WHAT THIS TASK INVOLVES => Retype the records that come next, word for word.

GIVEN INFORMATION =>
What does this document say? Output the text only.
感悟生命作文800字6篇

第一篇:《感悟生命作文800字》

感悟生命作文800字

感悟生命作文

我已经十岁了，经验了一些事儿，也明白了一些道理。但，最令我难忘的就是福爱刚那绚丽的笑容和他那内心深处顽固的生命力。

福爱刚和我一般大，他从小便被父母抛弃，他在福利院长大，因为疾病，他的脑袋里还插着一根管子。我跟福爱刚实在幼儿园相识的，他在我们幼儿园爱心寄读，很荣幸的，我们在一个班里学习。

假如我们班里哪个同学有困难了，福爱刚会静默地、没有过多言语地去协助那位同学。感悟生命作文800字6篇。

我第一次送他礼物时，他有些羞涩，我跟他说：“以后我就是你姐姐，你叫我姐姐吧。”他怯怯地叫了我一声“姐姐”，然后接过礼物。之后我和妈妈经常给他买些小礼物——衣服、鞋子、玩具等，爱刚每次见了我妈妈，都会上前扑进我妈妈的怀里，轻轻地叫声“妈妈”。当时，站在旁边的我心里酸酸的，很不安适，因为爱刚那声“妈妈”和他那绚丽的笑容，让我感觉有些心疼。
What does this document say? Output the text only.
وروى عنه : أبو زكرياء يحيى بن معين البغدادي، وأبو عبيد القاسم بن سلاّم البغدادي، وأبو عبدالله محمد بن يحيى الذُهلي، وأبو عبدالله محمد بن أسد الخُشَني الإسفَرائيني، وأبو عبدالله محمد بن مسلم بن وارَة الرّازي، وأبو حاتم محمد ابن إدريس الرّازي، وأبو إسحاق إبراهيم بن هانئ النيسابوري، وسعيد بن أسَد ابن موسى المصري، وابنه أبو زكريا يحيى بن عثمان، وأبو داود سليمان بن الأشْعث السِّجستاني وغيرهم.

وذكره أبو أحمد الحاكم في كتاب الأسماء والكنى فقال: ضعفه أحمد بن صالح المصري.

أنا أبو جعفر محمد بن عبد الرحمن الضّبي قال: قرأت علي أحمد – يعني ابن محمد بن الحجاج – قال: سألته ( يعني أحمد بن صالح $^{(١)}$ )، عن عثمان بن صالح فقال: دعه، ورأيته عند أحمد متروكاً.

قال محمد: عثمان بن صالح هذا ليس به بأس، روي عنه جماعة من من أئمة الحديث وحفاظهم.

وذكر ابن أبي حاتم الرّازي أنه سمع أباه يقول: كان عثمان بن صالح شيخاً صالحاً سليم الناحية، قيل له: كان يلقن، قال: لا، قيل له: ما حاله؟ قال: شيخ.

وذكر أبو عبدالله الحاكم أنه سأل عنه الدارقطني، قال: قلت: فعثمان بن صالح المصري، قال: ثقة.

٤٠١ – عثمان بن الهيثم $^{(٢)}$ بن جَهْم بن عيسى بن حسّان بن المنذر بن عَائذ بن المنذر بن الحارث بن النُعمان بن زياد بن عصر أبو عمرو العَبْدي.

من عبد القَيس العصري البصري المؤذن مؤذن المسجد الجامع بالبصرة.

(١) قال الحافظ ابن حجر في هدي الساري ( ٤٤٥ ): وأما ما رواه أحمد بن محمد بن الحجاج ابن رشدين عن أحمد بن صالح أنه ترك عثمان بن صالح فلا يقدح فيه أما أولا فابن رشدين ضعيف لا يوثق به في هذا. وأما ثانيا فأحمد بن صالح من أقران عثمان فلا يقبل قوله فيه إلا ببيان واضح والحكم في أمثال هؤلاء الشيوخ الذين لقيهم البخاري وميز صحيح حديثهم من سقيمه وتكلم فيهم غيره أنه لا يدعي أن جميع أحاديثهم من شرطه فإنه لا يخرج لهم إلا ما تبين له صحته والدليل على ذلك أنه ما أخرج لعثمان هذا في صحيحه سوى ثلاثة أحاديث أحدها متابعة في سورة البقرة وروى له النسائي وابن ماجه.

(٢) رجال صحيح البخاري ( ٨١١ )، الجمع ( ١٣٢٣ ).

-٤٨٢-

EXERCISE RESPONSE =>
What does this document say? Output the text only.
感悟生命作文800字6篇

第一篇:《感悟生命作文800字》

感悟生命作文800字

感悟生命作文

我已经十岁了，经验了一些事儿，也明白了一些道理。但，最令我难忘的就是福爱刚那绚丽的笑容和他那内心深处顽固的生命力。

福爱刚和我一般大，他从小便被父母抛弃，他在福利院长大，因为疾病，他的脑袋里还插着一根管子。我跟福爱刚实在幼儿园相识的，他在我们幼儿园爱心寄读，很荣幸的，我们在一个班里学习。

假如我们班里哪个同学有困难了，福爱刚会静默地、没有过多言语地去协助那位同学。感悟生命作文800字6篇。

我第一次送他礼物时，他有些羞涩，我跟他说：“以后我就是你姐姐，你叫我姐姐吧。”他怯怯地叫了我一声“姐姐”，然后接过礼物。之后我和妈妈经常给他买些小礼物——衣服、鞋子、玩具等，爱刚每次见了我妈妈，都会上前扑进我妈妈的怀里，轻轻地叫声“妈妈”。当时，站在旁边的我心里酸酸的，很不安适，因为爱刚那声“妈妈”和他那绚丽的笑容，让我感觉有些心疼。
What does this document say? Output the text only.
وروى عنه : أبو زكرياء يحيى بن معين البغدادي، وأبو عبيد القاسم بن سلاّم البغدادي، وأبو عبدالله محمد بن يحيى الذُهلي، وأبو عبدالله محمد بن أسد الخُشَني الإسفَرائيني، وأبو عبدالله محمد بن مسلم بن وارَة الرّازي، وأبو حاتم محمد ابن إدريس الرّازي، وأبو إسحاق إبراهيم بن هانئ النيسابوري، وسعيد بن أسَد ابن موسى المصري، وابنه أبو زكريا يحيى بن عثمان، وأبو داود سليمان بن الأشْعث السِّجستاني وغيرهم.

وذكره أبو أحمد الحاكم في كتاب الأسماء والكنى فقال: ضعفه أحمد بن صالح المصري.

أنا أبو جعفر محمد بن عبد الرحمن الضّبي قال: قرأت علي أحمد – يعني ابن محمد بن الحجاج – قال: سألته ( يعني أحمد بن صالح $^{(١)}$ )، عن عثمان بن صالح فقال: دعه، ورأيته عند أحمد متروكاً.

قال محمد: عثمان بن صالح هذا ليس به بأس، روي عنه جماعة من من أئمة الحديث وحفاظهم.

وذكر ابن أبي حاتم الرّازي أنه سمع أباه يقول: كان عثمان بن صالح شيخاً صالحاً سليم الناحية، قيل له: كان يلقن، قال: لا، قيل له: ما حاله؟ قال: شيخ.

وذكر أبو عبدالله الحاكم أنه سأل عنه الدارقطني، قال: قلت: فعثمان بن صالح المصري، قال: ثقة.

٤٠١ – عثمان بن الهيثم $^{(٢)}$ بن جَهْم بن عيسى بن حسّان بن المنذر بن عَائذ بن المنذر بن الحارث بن النُعمان بن زياد بن عصر أبو عمرو العَبْدي.

من عبد القَيس العصري البصري المؤذن مؤذن المسجد الجامع بالبصرة.

(١) قال الحافظ ابن حجر في هدي الساري ( ٤٤٥ ): وأما ما رواه أحمد بن محمد بن الحجاج ابن رشدين عن أحمد بن صالح أنه ترك عثمان بن صالح فلا يقدح فيه أما أولا فابن رشدين ضعيف لا يوثق به في هذا. وأما ثانيا فأحمد بن صالح من أقران عثمان فلا يقبل قوله فيه إلا ببيان واضح والحكم في أمثال هؤلاء الشيوخ الذين لقيهم البخاري وميز صحيح حديثهم من سقيمه وتكلم فيهم غيره أنه لا يدعي أن جميع أحاديثهم من شرطه فإنه لا يخرج لهم إلا ما تبين له صحته والدليل على ذلك أنه ما أخرج لعثمان هذا في صحيحه سوى ثلاثة أحاديث أحدها متابعة في سورة البقرة وروى له النسائي وابن ماجه.

(٢) رجال صحيح البخاري ( ٨١١ )، الجمع ( ١٣٢٣ ).

-٤٨٢-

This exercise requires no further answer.